Scan the following material for the string "HashRedisTests" and copy each line in which it appears.

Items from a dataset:
######

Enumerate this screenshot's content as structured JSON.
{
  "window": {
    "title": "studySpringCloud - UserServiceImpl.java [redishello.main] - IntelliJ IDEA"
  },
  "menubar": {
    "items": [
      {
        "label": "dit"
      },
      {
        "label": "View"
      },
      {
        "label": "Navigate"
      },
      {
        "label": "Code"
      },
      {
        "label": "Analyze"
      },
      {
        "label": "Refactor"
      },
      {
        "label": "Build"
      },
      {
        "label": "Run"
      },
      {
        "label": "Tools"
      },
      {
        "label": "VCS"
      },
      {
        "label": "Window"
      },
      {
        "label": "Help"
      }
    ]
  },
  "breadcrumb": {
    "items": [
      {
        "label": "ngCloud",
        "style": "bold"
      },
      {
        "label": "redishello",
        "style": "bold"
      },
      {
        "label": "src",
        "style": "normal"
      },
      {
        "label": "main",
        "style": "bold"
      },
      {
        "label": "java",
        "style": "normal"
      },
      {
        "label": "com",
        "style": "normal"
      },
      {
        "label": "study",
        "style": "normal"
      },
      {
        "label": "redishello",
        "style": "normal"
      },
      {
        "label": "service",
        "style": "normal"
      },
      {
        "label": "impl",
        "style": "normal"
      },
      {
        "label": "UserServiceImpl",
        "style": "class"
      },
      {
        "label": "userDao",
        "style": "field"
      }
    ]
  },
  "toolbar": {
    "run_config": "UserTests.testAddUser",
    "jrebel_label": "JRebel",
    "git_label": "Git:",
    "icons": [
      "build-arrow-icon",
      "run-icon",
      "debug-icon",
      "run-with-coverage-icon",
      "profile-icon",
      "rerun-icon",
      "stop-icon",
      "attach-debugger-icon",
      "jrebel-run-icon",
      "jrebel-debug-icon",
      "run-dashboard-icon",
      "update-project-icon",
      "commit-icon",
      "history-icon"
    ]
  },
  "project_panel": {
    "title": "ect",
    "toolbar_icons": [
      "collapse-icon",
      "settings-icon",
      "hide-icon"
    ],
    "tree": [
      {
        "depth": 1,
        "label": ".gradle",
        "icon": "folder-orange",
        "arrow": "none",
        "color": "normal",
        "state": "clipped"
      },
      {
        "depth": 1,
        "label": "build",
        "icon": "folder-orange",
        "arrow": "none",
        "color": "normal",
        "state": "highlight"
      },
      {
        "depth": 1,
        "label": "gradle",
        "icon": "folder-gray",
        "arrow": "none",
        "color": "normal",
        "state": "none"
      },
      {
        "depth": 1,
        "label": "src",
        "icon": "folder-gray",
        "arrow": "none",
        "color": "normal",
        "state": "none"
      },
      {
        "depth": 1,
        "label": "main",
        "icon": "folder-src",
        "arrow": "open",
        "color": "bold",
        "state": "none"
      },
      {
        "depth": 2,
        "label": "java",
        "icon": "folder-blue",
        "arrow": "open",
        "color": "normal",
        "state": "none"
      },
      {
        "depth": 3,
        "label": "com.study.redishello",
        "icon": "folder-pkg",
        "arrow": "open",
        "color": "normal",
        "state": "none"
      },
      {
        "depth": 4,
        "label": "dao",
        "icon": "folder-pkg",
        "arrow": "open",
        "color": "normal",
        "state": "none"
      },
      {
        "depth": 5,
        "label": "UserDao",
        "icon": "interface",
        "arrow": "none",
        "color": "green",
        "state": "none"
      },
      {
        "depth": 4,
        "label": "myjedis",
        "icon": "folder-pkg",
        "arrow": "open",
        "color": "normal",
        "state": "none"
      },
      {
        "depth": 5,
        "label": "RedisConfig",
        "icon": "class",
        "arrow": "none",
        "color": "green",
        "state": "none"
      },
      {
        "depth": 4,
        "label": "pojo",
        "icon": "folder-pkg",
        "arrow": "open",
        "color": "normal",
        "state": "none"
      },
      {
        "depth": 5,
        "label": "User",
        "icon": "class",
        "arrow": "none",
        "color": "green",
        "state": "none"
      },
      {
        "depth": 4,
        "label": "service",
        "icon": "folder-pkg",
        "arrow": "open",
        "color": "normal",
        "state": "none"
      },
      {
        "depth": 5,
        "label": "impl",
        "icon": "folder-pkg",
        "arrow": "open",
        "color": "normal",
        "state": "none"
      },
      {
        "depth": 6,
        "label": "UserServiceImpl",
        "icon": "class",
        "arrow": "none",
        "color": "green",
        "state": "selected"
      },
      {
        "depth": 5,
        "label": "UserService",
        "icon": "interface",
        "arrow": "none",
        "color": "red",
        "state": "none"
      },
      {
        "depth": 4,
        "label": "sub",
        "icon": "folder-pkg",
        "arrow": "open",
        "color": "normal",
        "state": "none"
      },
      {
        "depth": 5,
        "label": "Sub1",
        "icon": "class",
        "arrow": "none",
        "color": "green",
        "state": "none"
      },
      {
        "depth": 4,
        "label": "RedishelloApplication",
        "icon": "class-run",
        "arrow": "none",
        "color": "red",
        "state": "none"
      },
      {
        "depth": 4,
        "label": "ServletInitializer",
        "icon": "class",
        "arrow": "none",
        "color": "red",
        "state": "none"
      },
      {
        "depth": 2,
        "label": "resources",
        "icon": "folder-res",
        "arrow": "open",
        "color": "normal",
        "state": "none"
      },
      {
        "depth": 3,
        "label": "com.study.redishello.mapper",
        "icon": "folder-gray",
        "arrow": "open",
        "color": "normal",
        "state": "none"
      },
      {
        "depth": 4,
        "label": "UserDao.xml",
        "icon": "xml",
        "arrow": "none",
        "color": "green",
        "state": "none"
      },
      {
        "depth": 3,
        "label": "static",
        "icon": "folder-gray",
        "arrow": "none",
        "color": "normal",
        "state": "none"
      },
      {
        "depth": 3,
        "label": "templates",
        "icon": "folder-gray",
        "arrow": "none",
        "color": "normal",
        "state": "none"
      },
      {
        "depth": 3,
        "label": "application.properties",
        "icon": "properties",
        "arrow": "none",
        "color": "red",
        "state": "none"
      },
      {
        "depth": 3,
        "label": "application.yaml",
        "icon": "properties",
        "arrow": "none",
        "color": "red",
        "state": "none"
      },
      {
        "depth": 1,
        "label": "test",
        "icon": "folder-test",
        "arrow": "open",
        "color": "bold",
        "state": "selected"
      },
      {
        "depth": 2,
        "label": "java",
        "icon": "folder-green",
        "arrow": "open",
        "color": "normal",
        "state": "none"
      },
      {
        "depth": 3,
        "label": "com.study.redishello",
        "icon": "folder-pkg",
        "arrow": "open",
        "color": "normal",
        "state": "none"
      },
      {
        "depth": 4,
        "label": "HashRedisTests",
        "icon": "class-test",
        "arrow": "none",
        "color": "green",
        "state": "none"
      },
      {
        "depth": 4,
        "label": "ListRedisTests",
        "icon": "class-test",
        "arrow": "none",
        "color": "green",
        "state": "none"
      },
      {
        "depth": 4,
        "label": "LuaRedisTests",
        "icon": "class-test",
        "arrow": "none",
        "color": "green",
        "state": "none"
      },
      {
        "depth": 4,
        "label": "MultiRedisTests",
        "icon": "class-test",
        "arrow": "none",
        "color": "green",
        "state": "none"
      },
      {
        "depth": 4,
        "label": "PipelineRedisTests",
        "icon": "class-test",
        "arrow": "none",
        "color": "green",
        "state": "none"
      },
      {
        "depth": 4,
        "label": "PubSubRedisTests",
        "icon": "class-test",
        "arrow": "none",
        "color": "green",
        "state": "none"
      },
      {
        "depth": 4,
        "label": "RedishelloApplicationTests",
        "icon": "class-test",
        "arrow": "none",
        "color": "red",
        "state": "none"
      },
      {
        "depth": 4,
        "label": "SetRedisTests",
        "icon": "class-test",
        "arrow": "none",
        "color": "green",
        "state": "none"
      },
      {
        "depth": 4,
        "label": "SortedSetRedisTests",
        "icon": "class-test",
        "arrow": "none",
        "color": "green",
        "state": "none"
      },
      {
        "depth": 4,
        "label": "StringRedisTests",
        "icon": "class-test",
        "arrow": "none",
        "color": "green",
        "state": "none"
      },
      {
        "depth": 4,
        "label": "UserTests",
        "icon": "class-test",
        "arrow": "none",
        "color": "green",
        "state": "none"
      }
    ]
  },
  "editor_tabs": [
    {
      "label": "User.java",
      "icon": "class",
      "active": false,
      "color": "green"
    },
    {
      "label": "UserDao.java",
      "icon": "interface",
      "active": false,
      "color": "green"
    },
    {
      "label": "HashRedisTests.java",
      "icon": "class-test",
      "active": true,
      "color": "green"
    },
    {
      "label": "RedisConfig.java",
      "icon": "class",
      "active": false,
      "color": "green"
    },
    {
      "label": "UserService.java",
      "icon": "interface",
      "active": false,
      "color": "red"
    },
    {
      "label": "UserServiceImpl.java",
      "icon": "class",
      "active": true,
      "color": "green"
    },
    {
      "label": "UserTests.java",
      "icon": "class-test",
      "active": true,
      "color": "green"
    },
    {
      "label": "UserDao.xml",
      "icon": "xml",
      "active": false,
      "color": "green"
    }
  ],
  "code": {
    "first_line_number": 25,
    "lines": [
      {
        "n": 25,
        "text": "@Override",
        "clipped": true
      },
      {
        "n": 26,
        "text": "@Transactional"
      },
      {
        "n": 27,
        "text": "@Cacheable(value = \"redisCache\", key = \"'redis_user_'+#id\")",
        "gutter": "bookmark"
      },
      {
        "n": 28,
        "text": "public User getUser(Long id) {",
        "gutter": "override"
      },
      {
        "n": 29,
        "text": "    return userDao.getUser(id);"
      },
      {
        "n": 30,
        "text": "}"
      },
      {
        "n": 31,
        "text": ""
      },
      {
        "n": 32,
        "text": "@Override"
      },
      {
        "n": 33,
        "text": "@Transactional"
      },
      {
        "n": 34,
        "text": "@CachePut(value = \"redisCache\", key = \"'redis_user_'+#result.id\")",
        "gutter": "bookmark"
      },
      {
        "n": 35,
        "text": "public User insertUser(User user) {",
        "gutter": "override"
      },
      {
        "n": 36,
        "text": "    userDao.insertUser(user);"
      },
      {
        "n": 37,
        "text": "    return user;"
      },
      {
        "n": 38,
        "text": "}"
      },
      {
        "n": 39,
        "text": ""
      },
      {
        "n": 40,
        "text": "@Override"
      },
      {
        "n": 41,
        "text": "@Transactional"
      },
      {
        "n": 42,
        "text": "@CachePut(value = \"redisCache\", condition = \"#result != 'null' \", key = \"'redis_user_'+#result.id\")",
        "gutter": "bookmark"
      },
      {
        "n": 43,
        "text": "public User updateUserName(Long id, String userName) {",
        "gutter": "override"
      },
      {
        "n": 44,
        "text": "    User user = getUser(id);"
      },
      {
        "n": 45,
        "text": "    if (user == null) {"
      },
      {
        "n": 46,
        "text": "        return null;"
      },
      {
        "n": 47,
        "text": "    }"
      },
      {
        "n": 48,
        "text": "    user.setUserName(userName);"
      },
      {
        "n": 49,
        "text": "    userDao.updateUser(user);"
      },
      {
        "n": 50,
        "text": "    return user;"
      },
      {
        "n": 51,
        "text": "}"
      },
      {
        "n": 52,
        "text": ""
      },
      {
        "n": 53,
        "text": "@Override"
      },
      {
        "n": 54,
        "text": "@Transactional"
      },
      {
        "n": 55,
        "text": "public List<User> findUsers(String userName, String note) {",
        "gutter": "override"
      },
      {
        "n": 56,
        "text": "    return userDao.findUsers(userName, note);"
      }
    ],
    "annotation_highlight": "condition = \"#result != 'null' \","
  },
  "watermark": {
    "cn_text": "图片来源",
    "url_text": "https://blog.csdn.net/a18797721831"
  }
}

######

THE RESULT:
        "label": "HashRedisTests",
      "label": "HashRedisTests.java",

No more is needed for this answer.